╔══
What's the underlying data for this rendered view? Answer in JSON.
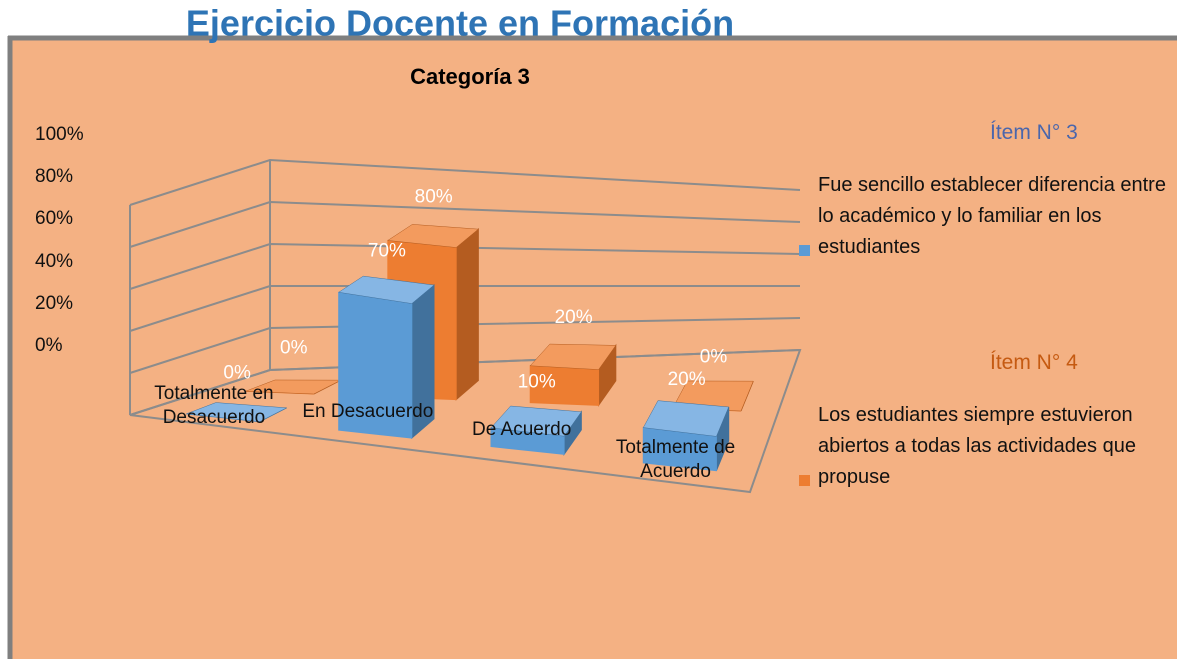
{
  "chart_data": {
    "type": "bar3d",
    "title": "Ejercicio Docente en Formación",
    "subtitle": "Categoría 3",
    "categories": [
      "Totalmente en Desacuerdo",
      "En Desacuerdo",
      "De Acuerdo",
      "Totalmente de Acuerdo"
    ],
    "series": [
      {
        "item": "Ítem N° 3",
        "name": "Fue sencillo establecer diferencia entre lo académico y lo familiar en los estudiantes",
        "color": "#5b9bd5",
        "values": [
          0,
          70,
          10,
          20
        ],
        "value_labels": [
          "0%",
          "70%",
          "10%",
          "20%"
        ]
      },
      {
        "item": "Ítem N° 4",
        "name": "Los estudiantes siempre estuvieron abiertos a todas las actividades que propuse",
        "color": "#ed7d31",
        "values": [
          0,
          80,
          20,
          0
        ],
        "value_labels": [
          "0%",
          "80%",
          "20%",
          "0%"
        ]
      }
    ],
    "ylim": [
      0,
      100
    ],
    "yticks": [
      {
        "value": 0,
        "label": "0%"
      },
      {
        "value": 20,
        "label": "20%"
      },
      {
        "value": 40,
        "label": "40%"
      },
      {
        "value": 60,
        "label": "60%"
      },
      {
        "value": 80,
        "label": "80%"
      },
      {
        "value": 100,
        "label": "100%"
      }
    ],
    "grid": true
  }
}
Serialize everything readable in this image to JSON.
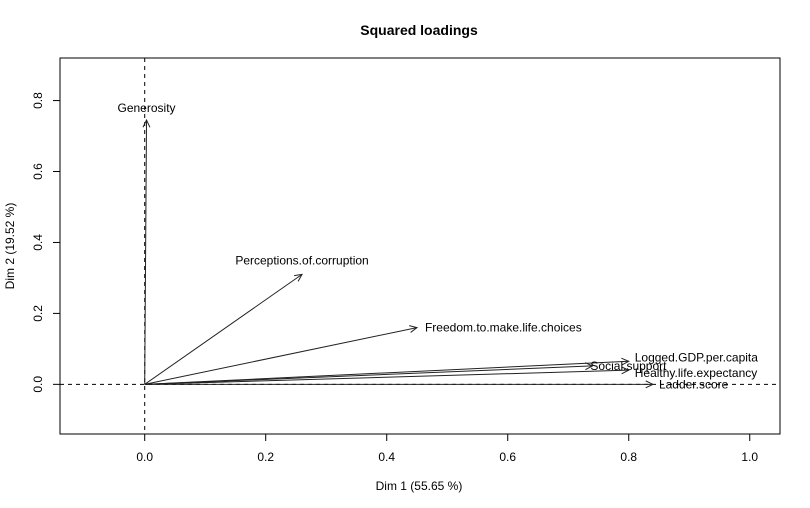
{
  "chart_data": {
    "type": "scatter",
    "title": "Squared loadings",
    "xlabel": "Dim 1 (55.65 %)",
    "ylabel": "Dim 2 (19.52 %)",
    "xlim": [
      -0.14,
      1.05
    ],
    "ylim": [
      -0.14,
      0.92
    ],
    "x_ticks": [
      "0.0",
      "0.2",
      "0.4",
      "0.6",
      "0.8",
      "1.0"
    ],
    "y_ticks": [
      "0.0",
      "0.2",
      "0.4",
      "0.6",
      "0.8"
    ],
    "reference_lines": {
      "x": 0,
      "y": 0,
      "style": "dashed"
    },
    "arrows": [
      {
        "name": "Generosity",
        "x": 0.003,
        "y": 0.745
      },
      {
        "name": "Perceptions.of.corruption",
        "x": 0.26,
        "y": 0.31
      },
      {
        "name": "Freedom.to.make.life.choices",
        "x": 0.45,
        "y": 0.16
      },
      {
        "name": "Logged.GDP.per.capita",
        "x": 0.8,
        "y": 0.065
      },
      {
        "name": "Social.support",
        "x": 0.74,
        "y": 0.052
      },
      {
        "name": "Healthy.life.expectancy",
        "x": 0.8,
        "y": 0.04
      },
      {
        "name": "Ladder.score",
        "x": 0.84,
        "y": 0.0
      }
    ]
  }
}
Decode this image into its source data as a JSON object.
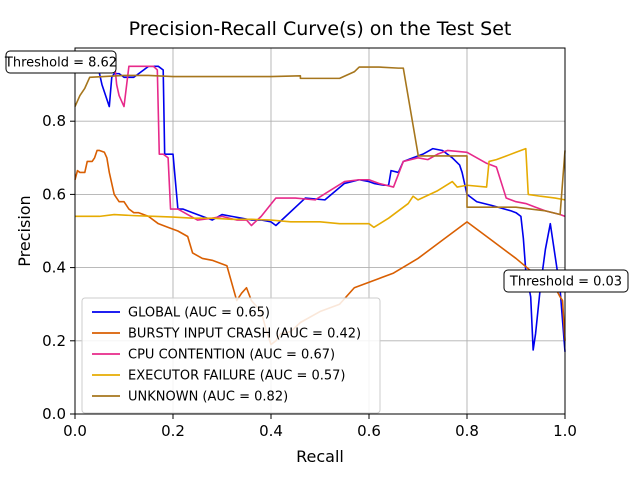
{
  "chart_data": {
    "type": "line",
    "title": "Precision-Recall Curve(s) on the Test Set",
    "xlabel": "Recall",
    "ylabel": "Precision",
    "xlim": [
      0.0,
      1.0
    ],
    "ylim": [
      0.0,
      1.0
    ],
    "xticks": [
      "0.0",
      "0.2",
      "0.4",
      "0.6",
      "0.8",
      "1.0"
    ],
    "yticks": [
      "0.0",
      "0.2",
      "0.4",
      "0.6",
      "0.8"
    ],
    "grid": true,
    "legend_position": "lower-left",
    "series": [
      {
        "name": "GLOBAL (AUC = 0.65)",
        "color": "#0000ee",
        "x": [
          0.04,
          0.055,
          0.065,
          0.07,
          0.075,
          0.08,
          0.09,
          0.1,
          0.11,
          0.12,
          0.13,
          0.14,
          0.15,
          0.16,
          0.17,
          0.18,
          0.183,
          0.19,
          0.2,
          0.21,
          0.22,
          0.24,
          0.26,
          0.28,
          0.3,
          0.32,
          0.34,
          0.36,
          0.38,
          0.4,
          0.41,
          0.43,
          0.47,
          0.51,
          0.55,
          0.58,
          0.6,
          0.61,
          0.63,
          0.64,
          0.645,
          0.66,
          0.67,
          0.69,
          0.71,
          0.73,
          0.75,
          0.77,
          0.785,
          0.79,
          0.8,
          0.82,
          0.85,
          0.89,
          0.9,
          0.91,
          0.915,
          0.92,
          0.93,
          0.935,
          0.94,
          0.95,
          0.96,
          0.97,
          0.98,
          0.99,
          1.0
        ],
        "y": [
          0.99,
          0.9,
          0.86,
          0.84,
          0.92,
          0.93,
          0.93,
          0.92,
          0.92,
          0.92,
          0.93,
          0.94,
          0.95,
          0.95,
          0.95,
          0.94,
          0.71,
          0.71,
          0.71,
          0.56,
          0.56,
          0.55,
          0.54,
          0.53,
          0.545,
          0.54,
          0.535,
          0.53,
          0.53,
          0.525,
          0.515,
          0.54,
          0.59,
          0.585,
          0.63,
          0.64,
          0.635,
          0.63,
          0.625,
          0.625,
          0.665,
          0.66,
          0.69,
          0.7,
          0.71,
          0.725,
          0.72,
          0.7,
          0.68,
          0.66,
          0.6,
          0.58,
          0.57,
          0.555,
          0.55,
          0.54,
          0.48,
          0.39,
          0.32,
          0.175,
          0.22,
          0.35,
          0.45,
          0.52,
          0.43,
          0.34,
          0.17
        ]
      },
      {
        "name": "BURSTY INPUT CRASH (AUC = 0.42)",
        "color": "#d95f02",
        "x": [
          0.0,
          0.005,
          0.01,
          0.02,
          0.025,
          0.035,
          0.04,
          0.045,
          0.05,
          0.06,
          0.065,
          0.07,
          0.08,
          0.085,
          0.09,
          0.1,
          0.11,
          0.12,
          0.13,
          0.15,
          0.17,
          0.19,
          0.21,
          0.23,
          0.24,
          0.26,
          0.28,
          0.31,
          0.33,
          0.34,
          0.35,
          0.36,
          0.38,
          0.39,
          0.4,
          0.41,
          0.42,
          0.44,
          0.46,
          0.5,
          0.54,
          0.57,
          0.62,
          0.65,
          0.7,
          0.75,
          0.8,
          0.85,
          0.9,
          0.94,
          0.96,
          0.98,
          0.99,
          0.995,
          1.0
        ],
        "y": [
          0.64,
          0.665,
          0.66,
          0.66,
          0.69,
          0.69,
          0.7,
          0.72,
          0.72,
          0.715,
          0.7,
          0.66,
          0.6,
          0.59,
          0.58,
          0.58,
          0.56,
          0.55,
          0.55,
          0.54,
          0.52,
          0.51,
          0.5,
          0.485,
          0.44,
          0.425,
          0.42,
          0.405,
          0.31,
          0.33,
          0.345,
          0.31,
          0.28,
          0.23,
          0.19,
          0.2,
          0.22,
          0.225,
          0.25,
          0.28,
          0.3,
          0.345,
          0.37,
          0.385,
          0.425,
          0.475,
          0.525,
          0.475,
          0.425,
          0.38,
          0.36,
          0.345,
          0.32,
          0.31,
          0.2
        ]
      },
      {
        "name": "CPU CONTENTION (AUC = 0.67)",
        "color": "#e7298a",
        "x": [
          0.08,
          0.085,
          0.09,
          0.1,
          0.11,
          0.13,
          0.15,
          0.16,
          0.168,
          0.172,
          0.18,
          0.19,
          0.195,
          0.21,
          0.23,
          0.25,
          0.28,
          0.3,
          0.33,
          0.35,
          0.36,
          0.38,
          0.41,
          0.45,
          0.49,
          0.52,
          0.55,
          0.58,
          0.6,
          0.62,
          0.65,
          0.67,
          0.7,
          0.72,
          0.74,
          0.76,
          0.8,
          0.84,
          0.86,
          0.88,
          0.9,
          0.92,
          0.94,
          0.96,
          0.99,
          1.0
        ],
        "y": [
          0.97,
          0.9,
          0.87,
          0.84,
          0.95,
          0.95,
          0.95,
          0.95,
          0.94,
          0.71,
          0.71,
          0.7,
          0.56,
          0.56,
          0.545,
          0.53,
          0.535,
          0.54,
          0.53,
          0.53,
          0.515,
          0.54,
          0.59,
          0.59,
          0.585,
          0.61,
          0.635,
          0.64,
          0.64,
          0.63,
          0.62,
          0.69,
          0.7,
          0.695,
          0.71,
          0.72,
          0.715,
          0.685,
          0.675,
          0.59,
          0.58,
          0.575,
          0.565,
          0.555,
          0.545,
          0.54
        ]
      },
      {
        "name": "EXECUTOR FAILURE (AUC = 0.57)",
        "color": "#e6ab02",
        "x": [
          0.0,
          0.05,
          0.08,
          0.12,
          0.16,
          0.2,
          0.24,
          0.28,
          0.32,
          0.36,
          0.4,
          0.44,
          0.46,
          0.5,
          0.54,
          0.56,
          0.6,
          0.61,
          0.64,
          0.68,
          0.69,
          0.7,
          0.74,
          0.77,
          0.78,
          0.8,
          0.84,
          0.845,
          0.86,
          0.88,
          0.9,
          0.92,
          0.925,
          0.95,
          0.98,
          1.0
        ],
        "y": [
          0.54,
          0.54,
          0.545,
          0.542,
          0.54,
          0.538,
          0.535,
          0.535,
          0.532,
          0.532,
          0.53,
          0.525,
          0.525,
          0.525,
          0.52,
          0.52,
          0.52,
          0.51,
          0.535,
          0.575,
          0.595,
          0.585,
          0.61,
          0.635,
          0.62,
          0.625,
          0.62,
          0.69,
          0.695,
          0.705,
          0.715,
          0.725,
          0.6,
          0.595,
          0.59,
          0.585
        ]
      },
      {
        "name": "UNKNOWN (AUC = 0.82)",
        "color": "#a6761d",
        "x": [
          0.0,
          0.01,
          0.02,
          0.03,
          0.1,
          0.15,
          0.2,
          0.3,
          0.4,
          0.46,
          0.46,
          0.54,
          0.57,
          0.58,
          0.62,
          0.66,
          0.67,
          0.7,
          0.7,
          0.8,
          0.8,
          0.85,
          0.9,
          0.93,
          0.96,
          0.99,
          1.0
        ],
        "y": [
          0.84,
          0.87,
          0.89,
          0.92,
          0.925,
          0.925,
          0.922,
          0.922,
          0.922,
          0.924,
          0.917,
          0.917,
          0.935,
          0.948,
          0.948,
          0.945,
          0.945,
          0.71,
          0.705,
          0.705,
          0.565,
          0.565,
          0.565,
          0.56,
          0.555,
          0.545,
          0.72
        ]
      }
    ],
    "annotations": [
      {
        "text": "Threshold = 8.62",
        "x": 0.0,
        "y": 0.99
      },
      {
        "text": "Threshold = 0.03",
        "x": 1.0,
        "y": 0.385
      }
    ]
  }
}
╚══
__PROBLEM DESCRIPTION__: Lines containing the word "JSON" must all be returned from the material above.

__ANSWER TO THE PROBLEM__:
What's the underlying data for this rendered view? Answer in JSON.
Serialize everything readable in this image to JSON.
Decode this image into its source data as a JSON object.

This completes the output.